— START OF INPUT ROWS —

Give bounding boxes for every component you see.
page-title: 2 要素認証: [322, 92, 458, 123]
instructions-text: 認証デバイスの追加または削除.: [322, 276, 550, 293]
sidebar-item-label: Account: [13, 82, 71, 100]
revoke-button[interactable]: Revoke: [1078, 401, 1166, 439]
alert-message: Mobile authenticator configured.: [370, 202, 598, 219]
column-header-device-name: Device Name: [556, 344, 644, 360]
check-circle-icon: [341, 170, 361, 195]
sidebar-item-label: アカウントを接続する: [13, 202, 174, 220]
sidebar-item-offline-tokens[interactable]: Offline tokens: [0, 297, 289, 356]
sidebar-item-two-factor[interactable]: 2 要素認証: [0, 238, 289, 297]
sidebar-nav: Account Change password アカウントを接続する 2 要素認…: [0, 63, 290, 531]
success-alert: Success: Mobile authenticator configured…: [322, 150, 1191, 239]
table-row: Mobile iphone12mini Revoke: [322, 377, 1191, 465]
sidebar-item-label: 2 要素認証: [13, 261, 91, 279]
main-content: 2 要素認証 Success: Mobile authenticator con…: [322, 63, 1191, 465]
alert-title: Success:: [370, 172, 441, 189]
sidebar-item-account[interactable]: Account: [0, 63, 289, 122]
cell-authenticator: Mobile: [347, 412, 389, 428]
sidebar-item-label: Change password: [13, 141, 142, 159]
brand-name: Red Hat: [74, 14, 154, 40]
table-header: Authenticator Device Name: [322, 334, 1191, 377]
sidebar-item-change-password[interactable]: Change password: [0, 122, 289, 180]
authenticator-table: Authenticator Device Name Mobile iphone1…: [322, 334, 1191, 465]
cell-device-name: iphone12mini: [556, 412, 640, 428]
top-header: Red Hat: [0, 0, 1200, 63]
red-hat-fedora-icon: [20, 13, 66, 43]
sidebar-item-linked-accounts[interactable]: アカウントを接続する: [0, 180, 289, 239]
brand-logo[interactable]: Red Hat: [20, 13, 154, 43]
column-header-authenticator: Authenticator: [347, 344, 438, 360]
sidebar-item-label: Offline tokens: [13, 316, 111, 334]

— END OF INPUT ROWS —
— START OF INPUT ROWS —

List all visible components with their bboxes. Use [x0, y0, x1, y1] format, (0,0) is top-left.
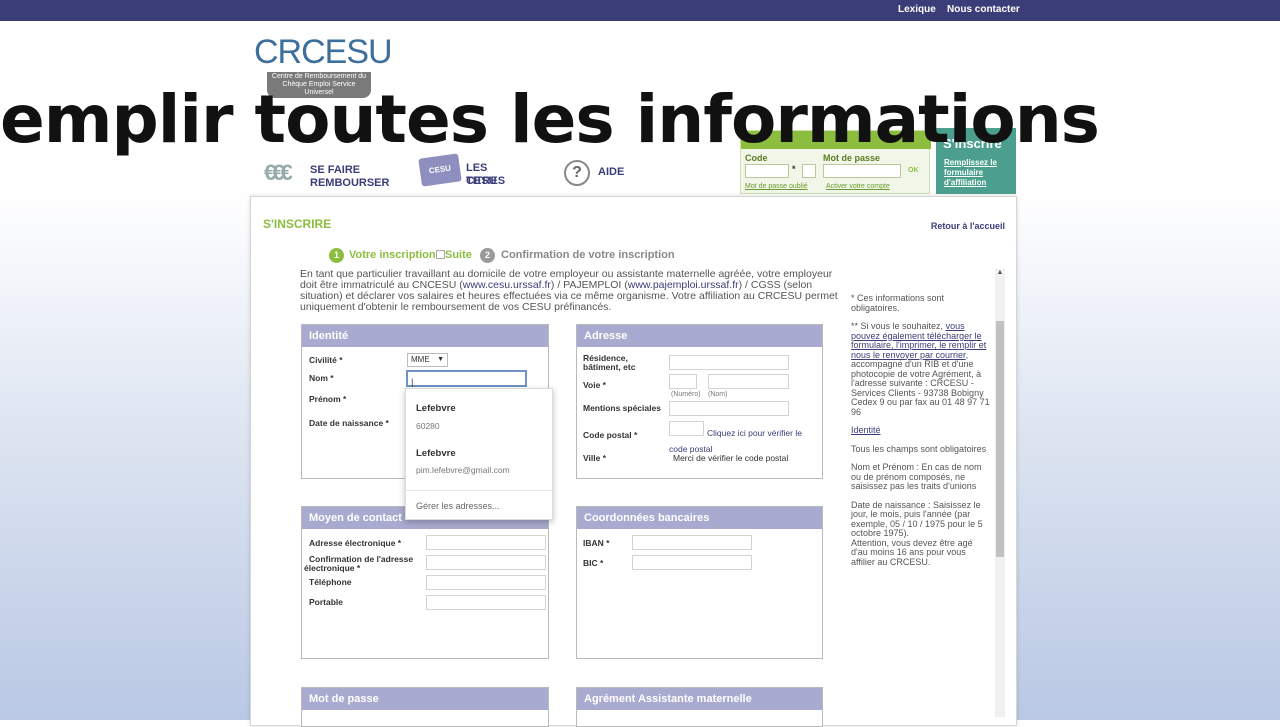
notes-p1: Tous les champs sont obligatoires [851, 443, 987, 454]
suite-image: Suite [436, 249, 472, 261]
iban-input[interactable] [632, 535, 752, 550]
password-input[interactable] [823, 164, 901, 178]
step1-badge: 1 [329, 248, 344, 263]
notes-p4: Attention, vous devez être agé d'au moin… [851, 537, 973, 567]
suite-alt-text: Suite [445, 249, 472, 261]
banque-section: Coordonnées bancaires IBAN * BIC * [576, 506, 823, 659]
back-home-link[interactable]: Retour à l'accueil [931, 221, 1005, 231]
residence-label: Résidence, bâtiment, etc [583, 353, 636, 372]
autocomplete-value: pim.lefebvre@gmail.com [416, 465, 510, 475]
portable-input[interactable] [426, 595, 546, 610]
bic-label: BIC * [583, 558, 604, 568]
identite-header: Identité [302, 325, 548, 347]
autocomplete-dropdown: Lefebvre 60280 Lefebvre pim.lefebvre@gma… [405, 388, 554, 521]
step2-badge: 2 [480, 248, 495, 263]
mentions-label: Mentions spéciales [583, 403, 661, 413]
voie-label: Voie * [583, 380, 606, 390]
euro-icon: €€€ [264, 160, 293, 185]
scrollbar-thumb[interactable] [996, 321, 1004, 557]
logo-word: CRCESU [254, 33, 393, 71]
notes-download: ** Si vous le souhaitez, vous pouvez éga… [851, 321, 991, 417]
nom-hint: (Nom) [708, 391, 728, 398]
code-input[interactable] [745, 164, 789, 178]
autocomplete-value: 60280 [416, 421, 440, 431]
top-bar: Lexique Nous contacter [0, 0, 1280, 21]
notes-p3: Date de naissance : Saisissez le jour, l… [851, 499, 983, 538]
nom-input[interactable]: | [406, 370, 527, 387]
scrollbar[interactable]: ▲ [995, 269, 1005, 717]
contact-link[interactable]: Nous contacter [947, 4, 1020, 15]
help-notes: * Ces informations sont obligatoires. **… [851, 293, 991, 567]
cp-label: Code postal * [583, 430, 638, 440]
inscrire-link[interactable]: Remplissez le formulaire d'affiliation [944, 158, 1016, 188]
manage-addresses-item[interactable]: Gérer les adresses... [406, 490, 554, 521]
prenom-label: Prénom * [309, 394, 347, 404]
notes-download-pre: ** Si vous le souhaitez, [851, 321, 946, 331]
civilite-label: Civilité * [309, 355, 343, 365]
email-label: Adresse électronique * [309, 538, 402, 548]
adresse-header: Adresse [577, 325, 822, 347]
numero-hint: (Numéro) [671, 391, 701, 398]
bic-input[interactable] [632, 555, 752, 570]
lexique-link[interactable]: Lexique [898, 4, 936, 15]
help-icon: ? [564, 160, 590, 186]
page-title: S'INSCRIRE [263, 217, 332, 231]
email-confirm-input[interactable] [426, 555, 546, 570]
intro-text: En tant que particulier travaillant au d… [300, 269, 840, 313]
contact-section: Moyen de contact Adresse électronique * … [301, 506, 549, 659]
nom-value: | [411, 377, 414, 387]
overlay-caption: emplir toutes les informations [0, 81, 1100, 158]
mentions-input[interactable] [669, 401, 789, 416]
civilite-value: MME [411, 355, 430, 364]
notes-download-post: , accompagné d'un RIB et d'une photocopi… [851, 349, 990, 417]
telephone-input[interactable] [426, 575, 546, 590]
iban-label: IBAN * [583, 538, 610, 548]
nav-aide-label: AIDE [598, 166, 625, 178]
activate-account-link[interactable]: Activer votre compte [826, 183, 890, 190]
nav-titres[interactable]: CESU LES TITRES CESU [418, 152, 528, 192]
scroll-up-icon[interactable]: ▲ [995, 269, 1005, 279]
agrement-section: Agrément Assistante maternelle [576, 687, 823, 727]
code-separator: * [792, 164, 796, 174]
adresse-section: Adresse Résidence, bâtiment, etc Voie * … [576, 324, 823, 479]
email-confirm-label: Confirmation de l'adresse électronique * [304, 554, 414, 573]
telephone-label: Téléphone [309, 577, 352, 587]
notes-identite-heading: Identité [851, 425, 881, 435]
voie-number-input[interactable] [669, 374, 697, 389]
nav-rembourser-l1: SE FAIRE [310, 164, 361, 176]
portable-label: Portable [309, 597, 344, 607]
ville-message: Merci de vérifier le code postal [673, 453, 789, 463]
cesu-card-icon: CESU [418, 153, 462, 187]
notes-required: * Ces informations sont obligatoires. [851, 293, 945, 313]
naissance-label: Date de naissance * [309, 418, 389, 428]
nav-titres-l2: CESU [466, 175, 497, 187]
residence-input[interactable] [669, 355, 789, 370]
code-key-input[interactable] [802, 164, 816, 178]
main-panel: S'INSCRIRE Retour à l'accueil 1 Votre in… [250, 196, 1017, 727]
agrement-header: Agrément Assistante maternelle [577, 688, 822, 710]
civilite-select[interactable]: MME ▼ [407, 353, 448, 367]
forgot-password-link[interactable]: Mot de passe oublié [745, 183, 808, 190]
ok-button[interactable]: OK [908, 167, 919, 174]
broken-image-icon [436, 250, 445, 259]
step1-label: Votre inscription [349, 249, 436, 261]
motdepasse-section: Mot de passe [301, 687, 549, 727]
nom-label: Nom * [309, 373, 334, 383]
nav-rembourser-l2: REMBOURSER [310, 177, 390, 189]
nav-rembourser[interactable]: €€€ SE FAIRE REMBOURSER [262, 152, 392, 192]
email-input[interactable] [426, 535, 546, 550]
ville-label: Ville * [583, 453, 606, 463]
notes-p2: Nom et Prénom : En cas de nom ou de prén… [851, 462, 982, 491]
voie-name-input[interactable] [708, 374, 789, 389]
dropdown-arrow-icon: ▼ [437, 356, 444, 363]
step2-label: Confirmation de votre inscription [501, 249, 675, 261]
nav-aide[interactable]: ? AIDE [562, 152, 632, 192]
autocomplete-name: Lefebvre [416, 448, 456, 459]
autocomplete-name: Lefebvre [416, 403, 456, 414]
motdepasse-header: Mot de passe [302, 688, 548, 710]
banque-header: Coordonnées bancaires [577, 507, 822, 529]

— END OF INPUT ROWS —

▶ DIRECTIVE
Copy the rows from the line containing "Give bounding boxes" through the line containing "revoke-button[interactable]: Revoke: [1078, 401, 1166, 439]", including both of those lines.

▶ ANSWER TO THE EXERCISE
Give bounding boxes for every component you see.
page-title: 2 要素認証: [322, 92, 458, 123]
instructions-text: 認証デバイスの追加または削除.: [322, 276, 550, 293]
sidebar-item-label: Account: [13, 82, 71, 100]
revoke-button[interactable]: Revoke: [1078, 401, 1166, 439]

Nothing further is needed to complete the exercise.